SOURCE MATERIAL
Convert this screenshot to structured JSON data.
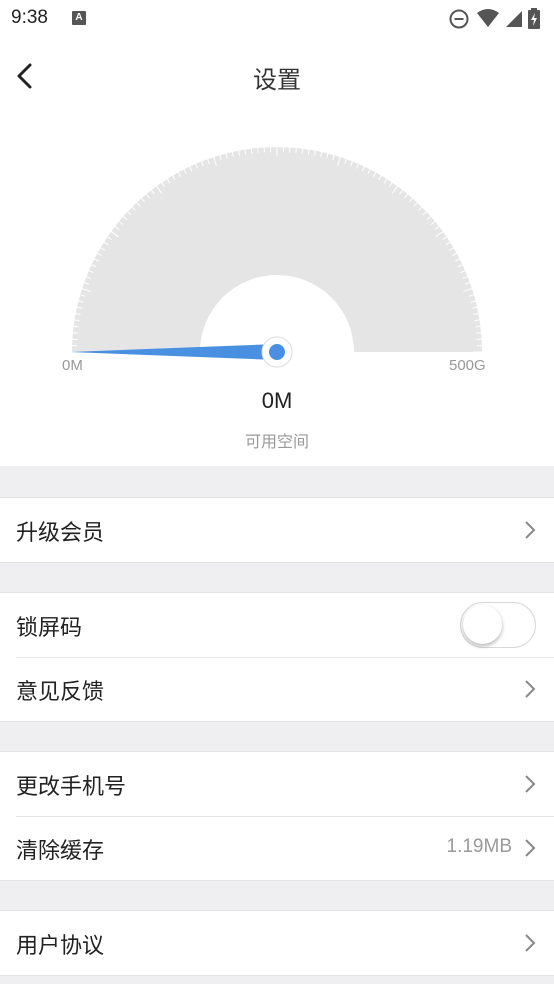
{
  "status_bar": {
    "time": "9:38",
    "notification_icon": "A",
    "icons": [
      "do-not-disturb-icon",
      "wifi-icon",
      "signal-icon",
      "battery-charging-icon"
    ]
  },
  "header": {
    "title": "设置",
    "back_icon": "chevron-left-icon"
  },
  "storage_gauge": {
    "min_label": "0M",
    "max_label": "500G",
    "value": "0M",
    "caption": "可用空间",
    "fill_fraction": 0,
    "accent_color": "#4a90e2"
  },
  "settings": {
    "upgrade_member": "升级会员",
    "lock_screen_code": "锁屏码",
    "lock_screen_enabled": false,
    "feedback": "意见反馈",
    "change_phone": "更改手机号",
    "clear_cache": "清除缓存",
    "cache_size": "1.19MB",
    "user_agreement": "用户协议"
  },
  "colors": {
    "section_background": "#efeff1",
    "gauge_arc": "#e5e5e5",
    "accent": "#4a90e2"
  }
}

TASK DESCRIPTION
Exactly reproduce the entries above, minus the pictures.

EXERCISE RESULT
Convert this screenshot to structured JSON data.
{
  "status_bar": {
    "time": "9:38",
    "notification_icon": "A",
    "icons": [
      "do-not-disturb-icon",
      "wifi-icon",
      "signal-icon",
      "battery-charging-icon"
    ]
  },
  "header": {
    "title": "设置",
    "back_icon": "chevron-left-icon"
  },
  "storage_gauge": {
    "min_label": "0M",
    "max_label": "500G",
    "value": "0M",
    "caption": "可用空间",
    "fill_fraction": 0,
    "accent_color": "#4a90e2"
  },
  "settings": {
    "upgrade_member": "升级会员",
    "lock_screen_code": "锁屏码",
    "lock_screen_enabled": false,
    "feedback": "意见反馈",
    "change_phone": "更改手机号",
    "clear_cache": "清除缓存",
    "cache_size": "1.19MB",
    "user_agreement": "用户协议"
  },
  "colors": {
    "section_background": "#efeff1",
    "gauge_arc": "#e5e5e5",
    "accent": "#4a90e2"
  }
}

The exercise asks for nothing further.